__STATED TASK__
Which lines in the records below contain the word "your"? Copy each one out.

__Records from a data source__
========================================================================

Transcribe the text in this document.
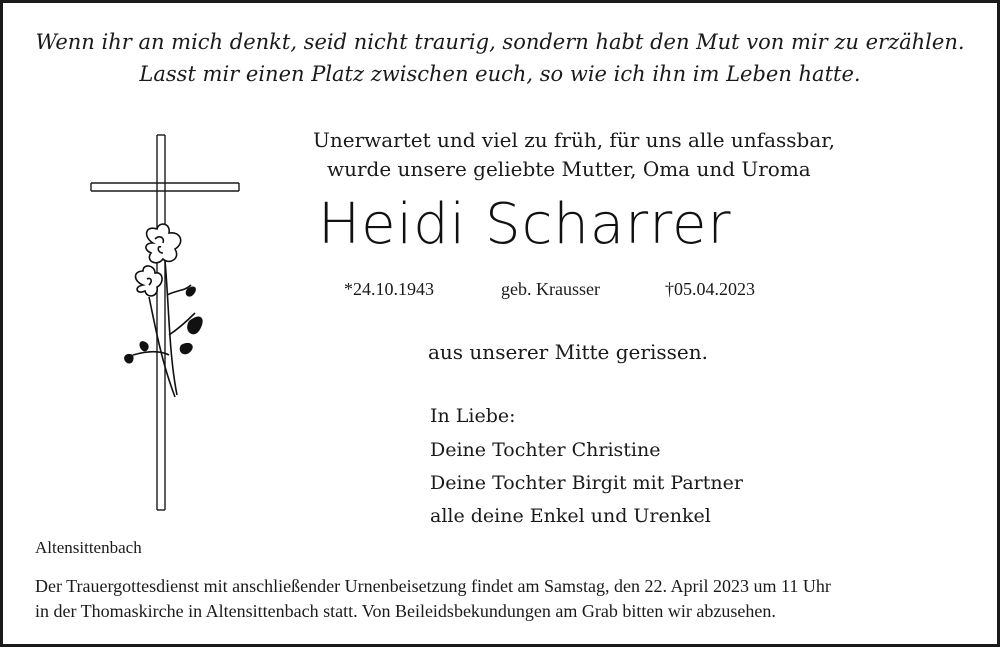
Wenn ihr an mich denkt, seid nicht traurig, sondern habt den Mut von mir zu erzählen.

Lasst mir einen Platz zwischen euch, so wie ich ihn im Leben hatte.

Unerwartet und viel zu früh, für uns alle unfassbar,

wurde unsere geliebte Mutter, Oma und Uroma

Heidi Scharrer

*24.10.1943	geb. Krausser	†05.04.2023

aus unserer Mitte gerissen.

In Liebe:

Deine Tochter Christine

Deine Tochter Birgit mit Partner

alle deine Enkel und Urenkel

Altensittenbach

Der Trauergottesdienst mit anschließender Urnenbeisetzung findet am Samstag, den 22. April 2023 um 11 Uhr

in der Thomaskirche in Altensittenbach statt. Von Beileidsbekundungen am Grab bitten wir abzusehen.
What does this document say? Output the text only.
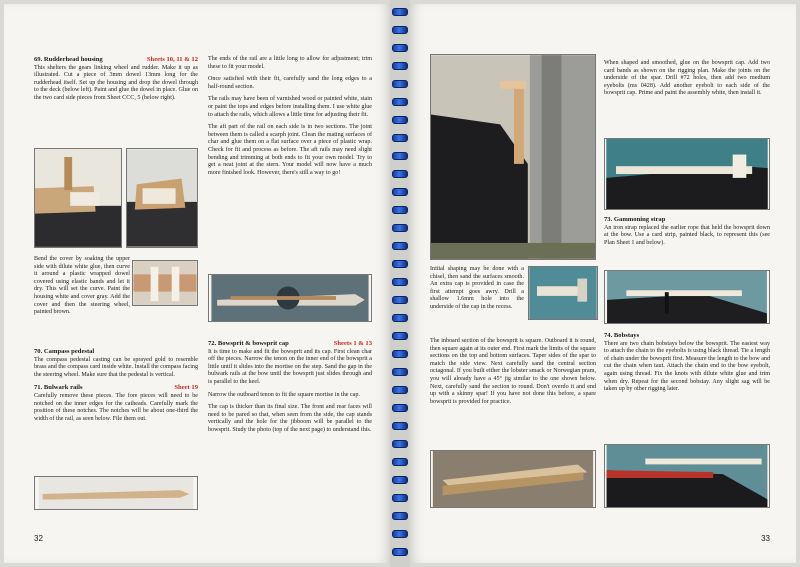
69. Rudderhead housing	Sheets 10, 11 & 12

This shelters the gears linking wheel and rudder. Make it up as illustrated. Cut a piece of 3mm dowel 13mm long for the rudderhead itself. Set up the housing and drop the dowel through to the deck (below left). Paint and glue the dowel in place. Glue on the two card side pieces from Sheet CCC, 5 (below right).

Bend the cover by soaking the upper side with dilute white glue, then curve it around a plastic wrapped dowel covered using elastic bands and let it dry. This will set the curve. Paint the housing white and cover gray. Add the cover and then the steering wheel, painted brown.

70. Campass pedestal

The compass pedestal casting can be sprayed gold to resemble brass and the compass card inside white. Install the compass facing the steering wheel. Make sure that the pedestal is vertical.

71. Bulwark rails	Sheet 19

Carefully remove these pieces. The fore pieces will need to be notched on the inner edges for the catheads. Carefully mark the position of these notches. The notches will be about one-third the width of the rail, as seen below. File them out.

The ends of the rail are a little long to allow for adjustment; trim these to fit your model.

Once satisfied with their fit, carefully sand the long edges to a half-round section.

The rails may have been of varnished wood or painted white, stain or paint the tops and edges before installing them. I use white glue to attach the rails, which allows a little time for adjusting their fit.

The aft part of the rail on each side is in two sections. The joint between them is called a scarph joint. Clean the mating surfaces of char and glue them on a flat surface over a piece of plastic wrap. Check for fit and process as before. The aft rails may need slight bending and trimming at both ends to fit your own model. Try to get a neat joint at the stern. Your model will now have a much more finished look. However, there's still a way to go!

72. Bowsprit & bowsprit cap	Sheets 1 & 13

It is time to make and fit the bowsprit and its cap. First clean char off the pieces. Narrow the tenon on the inner end of the bowsprit a little until it slides into the mortise on the step. Sand the gap in the bulwark rails at the bow until the bowsprit just slides through and is parallel to the keel.

Narrow the outboard tenon to fit the square mortise in the cap.

The cap is thicker than its final size. The front and rear faces will need to be pared so that, when seen from the side, the cap stands vertically and the hole for the jibboom will be parallel to the bowsprit. Study the photo (top of the next page) to understand this.

32

Initial shaping may be done with a chisel, then sand the surfaces smooth. An extra cap is provided in case the first attempt goes awry. Drill a shallow 1.6mm hole into the underside of the cap in the recess.

The inboard section of the bowsprit is square. Outboard it is round, then square again at its outer end. First mark the limits of the square sections on the top and bottom surfaces. Taper sides of the spar to match the side view. Next carefully sand the central section octagonal. If you built either the lobster smack or Norwegian pram, you will already have a 45° jig similar to the one shown below. Next, carefully sand the section to round. Don't overdo it and end up with a skinny spar! If you have not done this before, a spare bowsprit is provided for practice.

When shaped and smoothed, glue on the bowsprit cap. Add two card bands as shown on the rigging plan. Make the joints on the underside of the spar. Drill #72 holes, then add two medium eyebolts (ms 0428). Add another eyebolt to each side of the bowsprit cap. Prime and paint the assembly white, then install it.

73. Gammoning strap

An iron strap replaced the earlier rope that held the bowsprit down at the bow. Use a card strip, painted black, to represent this (see Plan Sheet 1 and below).

74. Bobstays

There are two chain bobstays below the bowsprit. The easiest way to attach the chain to the eyebolts is using black thread. Tie a length of chain under the bowsprit first. Measure the length to the bow and cut the chain when taut. Attach the chain end to the bow eyebolt, again using thread. Fix the knots with dilute white glue and trim when dry. Repeat for the second bobstay. Any slight sag will be taken up by other rigging later.

33
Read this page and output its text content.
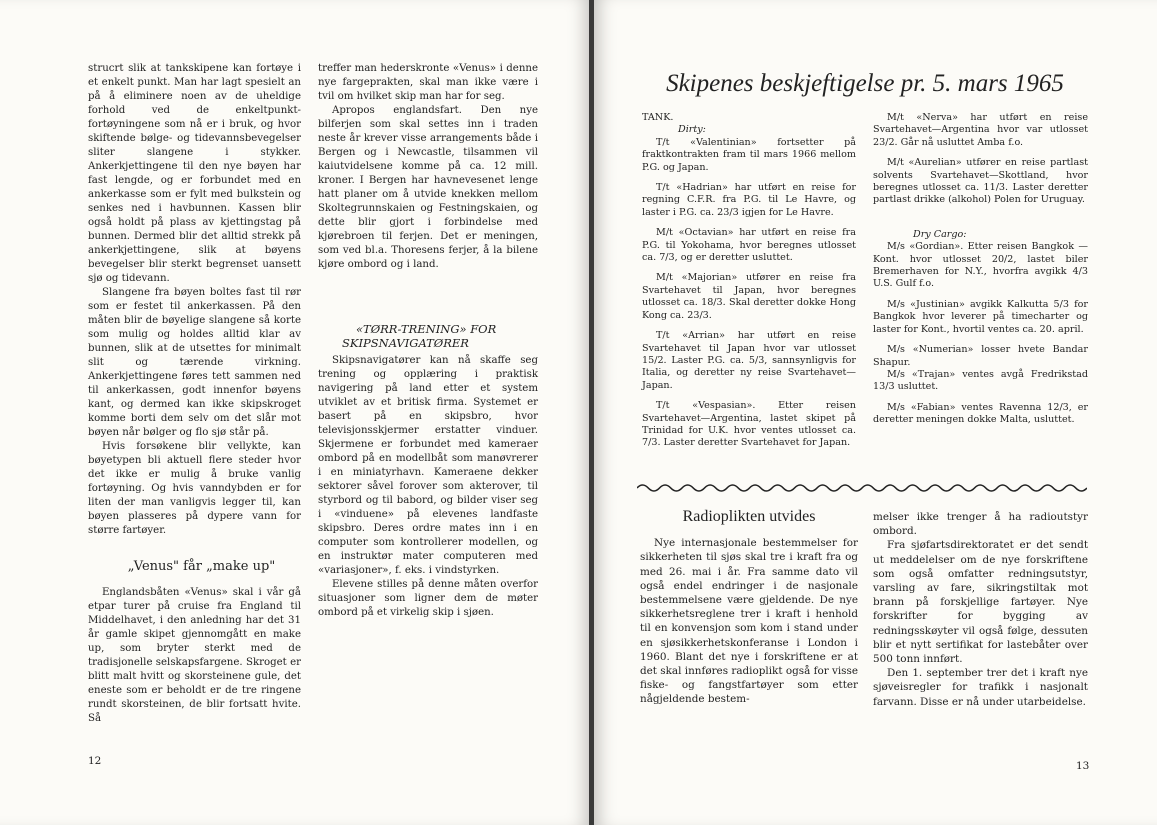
strucrt slik at tankskipene kan fortøye i et enkelt punkt. Man har lagt spesielt an på å eliminere noen av de uheldige forhold ved de enkeltpunkt-fortøyningene som nå er i bruk, og hvor skiftende bølge- og tidevannsbevegelser sliter slangene i stykker. Ankerkjettingene til den nye bøyen har fast lengde, og er forbundet med en ankerkasse som er fylt med bulkstein og senkes ned i havbunnen. Kassen blir også holdt på plass av kjettingstag på bunnen. Dermed blir det alltid strekk på ankerkjettingene, slik at bøyens bevegelser blir sterkt begrenset uansett sjø og tidevann.

Slangene fra bøyen boltes fast til rør som er festet til ankerkassen. På den måten blir de bøyelige slangene så korte som mulig og holdes alltid klar av bunnen, slik at de utsettes for minimalt slit og tærende virkning. Ankerkjettingene føres tett sammen ned til ankerkassen, godt innenfor bøyens kant, og dermed kan ikke skipskroget komme borti dem selv om det slår mot bøyen når bølger og flo sjø står på.

Hvis forsøkene blir vellykte, kan bøyetypen bli aktuell flere steder hvor det ikke er mulig å bruke vanlig fortøyning. Og hvis vanndybden er for liten der man vanligvis legger til, kan bøyen plasseres på dypere vann for større fartøyer.

„Venus" får „make up"

Englandsbåten «Venus» skal i vår gå etpar turer på cruise fra England til Middelhavet, i den anledning har det 31 år gamle skipet gjennomgått en make up, som bryter sterkt med de tradisjonelle selskapsfargene. Skroget er blitt malt hvitt og skorsteinene gule, det eneste som er beholdt er de tre ringene rundt skorsteinen, de blir fortsatt hvite. Så

treffer man hederskronte «Venus» i denne nye fargeprakten, skal man ikke være i tvil om hvilket skip man har for seg.

Apropos englandsfart. Den nye bilferjen som skal settes inn i traden neste år krever visse arrangements både i Bergen og i Newcastle, tilsammen vil kaiutvidelsene komme på ca. 12 mill. kroner. I Bergen har havnevesenet lenge hatt planer om å utvide knekken mellom Skoltegrunnskaien og Festningskaien, og dette blir gjort i forbindelse med kjørebroen til ferjen. Det er meningen, som ved bl.a. Thoresens ferjer, å la bilene kjøre ombord og i land.

«TØRR-TRENING» FOR SKIPSNAVIGATØRER

Skipsnavigatører kan nå skaffe seg trening og opplæring i praktisk navigering på land etter et system utviklet av et britisk firma. Systemet er basert på en skipsbro, hvor televisjonsskjermer erstatter vinduer. Skjermene er forbundet med kameraer ombord på en modellbåt som manøvrerer i en miniatyrhavn. Kameraene dekker sektorer såvel forover som akterover, til styrbord og til babord, og bilder viser seg i «vinduene» på elevenes landfaste skipsbro. Deres ordre mates inn i en computer som kontrollerer modellen, og en instruktør mater computeren med «variasjoner», f. eks. i vindstyrken.

Elevene stilles på denne måten overfor situasjoner som ligner dem de møter ombord på et virkelig skip i sjøen.

12
Skipenes beskjeftigelse pr. 5. mars 1965

TANK.

Dirty:

T/t «Valentinian» fortsetter på fraktkontrakten fram til mars 1966 mellom P.G. og Japan.

T/t «Hadrian» har utført en reise for regning C.F.R. fra P.G. til Le Havre, og laster i P.G. ca. 23/3 igjen for Le Havre.

M/t «Octavian» har utført en reise fra P.G. til Yokohama, hvor beregnes utlosset ca. 7/3, og er deretter usluttet.

M/t «Majorian» utfører en reise fra Svartehavet til Japan, hvor beregnes utlosset ca. 18/3. Skal deretter dokke Hong Kong ca. 23/3.

T/t «Arrian» har utført en reise Svartehavet til Japan hvor var utlosset 15/2. Laster P.G. ca. 5/3, sannsynligvis for Italia, og deretter ny reise Svartehavet—Japan.

T/t «Vespasian». Etter reisen Svartehavet—Argentina, lastet skipet på Trinidad for U.K. hvor ventes utlosset ca. 7/3. Laster deretter Svartehavet for Japan.

M/t «Nerva» har utført en reise Svartehavet—Argentina hvor var utlosset 23/2. Går nå usluttet Amba f.o.

M/t «Aurelian» utfører en reise partlast solvents Svartehavet—Skottland, hvor beregnes utlosset ca. 11/3. Laster deretter partlast drikke (alkohol) Polen for Uruguay.

Dry Cargo:

M/s «Gordian». Etter reisen Bangkok —Kont. hvor utlosset 20/2, lastet biler Bremerhaven for N.Y., hvorfra avgikk 4/3 U.S. Gulf f.o.

M/s «Justinian» avgikk Kalkutta 5/3 for Bangkok hvor leverer på timecharter og laster for Kont., hvortil ventes ca. 20. april.

M/s «Numerian» losser hvete Bandar Shapur.

M/s «Trajan» ventes avgå Fredrikstad 13/3 usluttet.

M/s «Fabian» ventes Ravenna 12/3, er deretter meningen dokke Malta, usluttet.

Radioplikten utvides

Nye internasjonale bestemmelser for sikkerheten til sjøs skal tre i kraft fra og med 26. mai i år. Fra samme dato vil også endel endringer i de nasjonale bestemmelsene være gjeldende. De nye sikkerhetsreglene trer i kraft i henhold til en konvensjon som kom i stand under en sjøsikkerhetskonferanse i London i 1960. Blant det nye i forskriftene er at det skal innføres radioplikt også for visse fiske- og fangstfartøyer som etter någjeldende bestem-

melser ikke trenger å ha radioutstyr ombord.

Fra sjøfartsdirektoratet er det sendt ut meddelelser om de nye forskriftene som også omfatter redningsutstyr, varsling av fare, sikringstiltak mot brann på forskjellige fartøyer. Nye forskrifter for bygging av redningsskøyter vil også følge, dessuten blir et nytt sertifikat for lastebåter over 500 tonn innført.

Den 1. september trer det i kraft nye sjøveisregler for trafikk i nasjonalt farvann. Disse er nå under utarbeidelse.

13
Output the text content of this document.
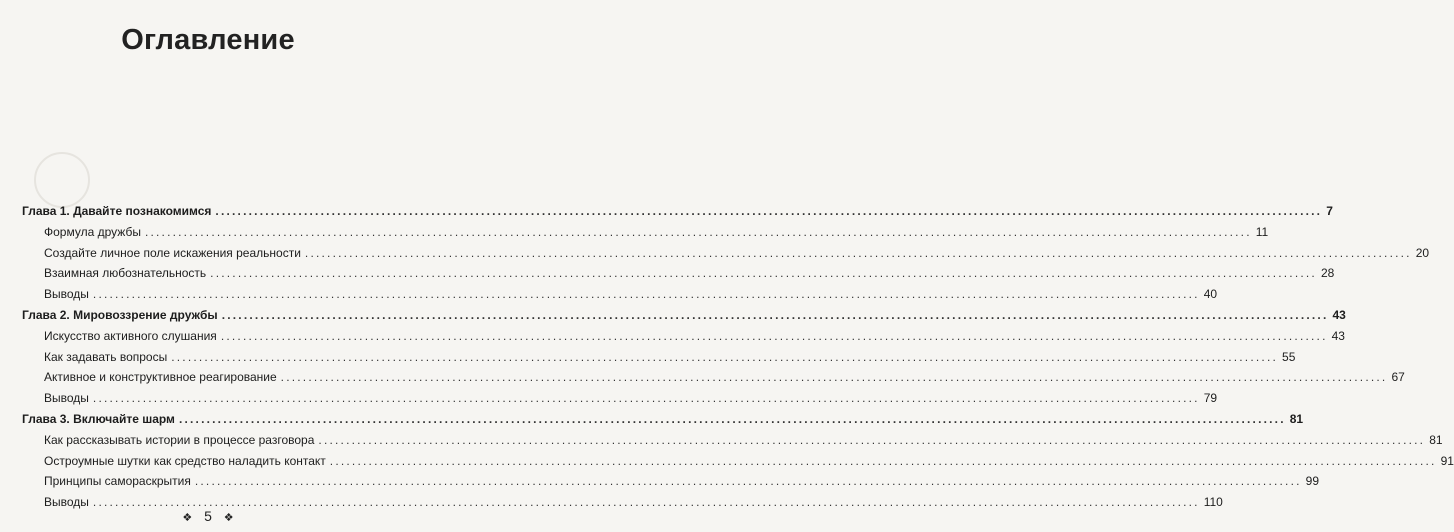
Оглавление
Глава 1. Давайте познакомимся ........................................................................................................................................................................................................ 7
Формула дружбы ........................................................................................................................................................................................................ 11
Создайте личное поле искажения реальности ........................................................................................................................................................................................................ 20
Взаимная любознательность ........................................................................................................................................................................................................ 28
Выводы ........................................................................................................................................................................................................ 40
Глава 2. Мировоззрение дружбы ........................................................................................................................................................................................................ 43
Искусство активного слушания ........................................................................................................................................................................................................ 43
Как задавать вопросы ........................................................................................................................................................................................................ 55
Активное и конструктивное реагирование ........................................................................................................................................................................................................ 67
Выводы ........................................................................................................................................................................................................ 79
Глава 3. Включайте шарм ........................................................................................................................................................................................................ 81
Как рассказывать истории в процессе разговора ........................................................................................................................................................................................................ 81
Остроумные шутки как средство наладить контакт ........................................................................................................................................................................................................ 91
Принципы самораскрытия ........................................................................................................................................................................................................ 99
Выводы ........................................................................................................................................................................................................ 110
❖ 5 ❖
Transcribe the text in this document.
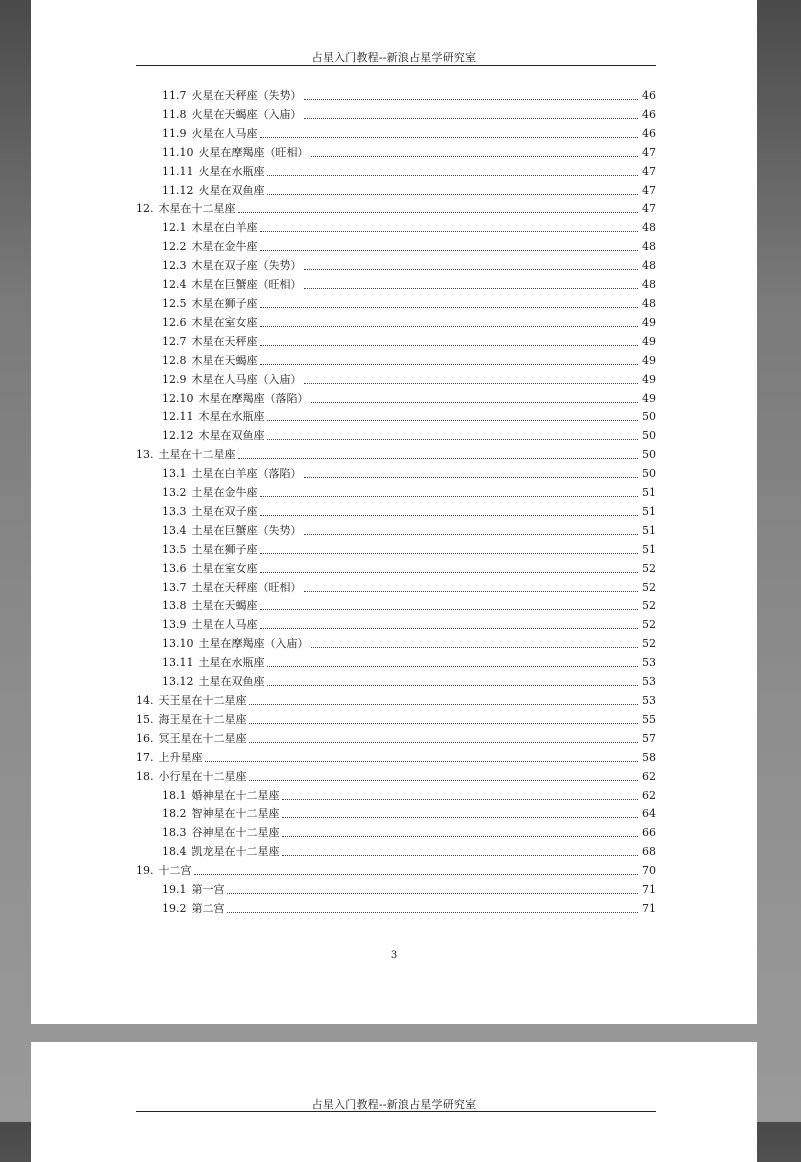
占星入门教程--新浪占星学研究室
11.7 火星在天秤座（失势）	46
11.8 火星在天蝎座（入庙）	46
11.9 火星在人马座	46
11.10 火星在摩羯座（旺相）	47
11.11 火星在水瓶座	47
11.12 火星在双鱼座	47
12. 木星在十二星座	47
12.1 木星在白羊座	48
12.2 木星在金牛座	48
12.3 木星在双子座（失势）	48
12.4 木星在巨蟹座（旺相）	48
12.5 木星在狮子座	48
12.6 木星在室女座	49
12.7 木星在天秤座	49
12.8 木星在天蝎座	49
12.9 木星在人马座（入庙）	49
12.10 木星在摩羯座（落陷）	49
12.11 木星在水瓶座	50
12.12 木星在双鱼座	50
13. 土星在十二星座	50
13.1 土星在白羊座（落陷）	50
13.2 土星在金牛座	51
13.3 土星在双子座	51
13.4 土星在巨蟹座（失势）	51
13.5 土星在狮子座	51
13.6 土星在室女座	52
13.7 土星在天秤座（旺相）	52
13.8 土星在天蝎座	52
13.9 土星在人马座	52
13.10 土星在摩羯座（入庙）	52
13.11 土星在水瓶座	53
13.12 土星在双鱼座	53
14. 天王星在十二星座	53
15. 海王星在十二星座	55
16. 冥王星在十二星座	57
17. 上升星座	58
18. 小行星在十二星座	62
18.1 婚神星在十二星座	62
18.2 智神星在十二星座	64
18.3 谷神星在十二星座	66
18.4 凯龙星在十二星座	68
19. 十二宫	70
19.1 第一宫	71
19.2 第二宫	71
3
占星入门教程--新浪占星学研究室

========================================================================

__TASK OUTPUT__
The ends of the rail are a little long to allow for adjustment; trim these to fit your model.
The aft part of the rail on each side is in two sections. The joint between them is called a scarph joint. Clean the mating surfaces of char and glue them on a flat surface over a piece of plastic wrap. Check for fit and process as before. The aft rails may need slight bending and trimming at both ends to fit your own model. Try to get a neat joint at the stern. Your model will now have a much more finished look. However, there's still a way to go!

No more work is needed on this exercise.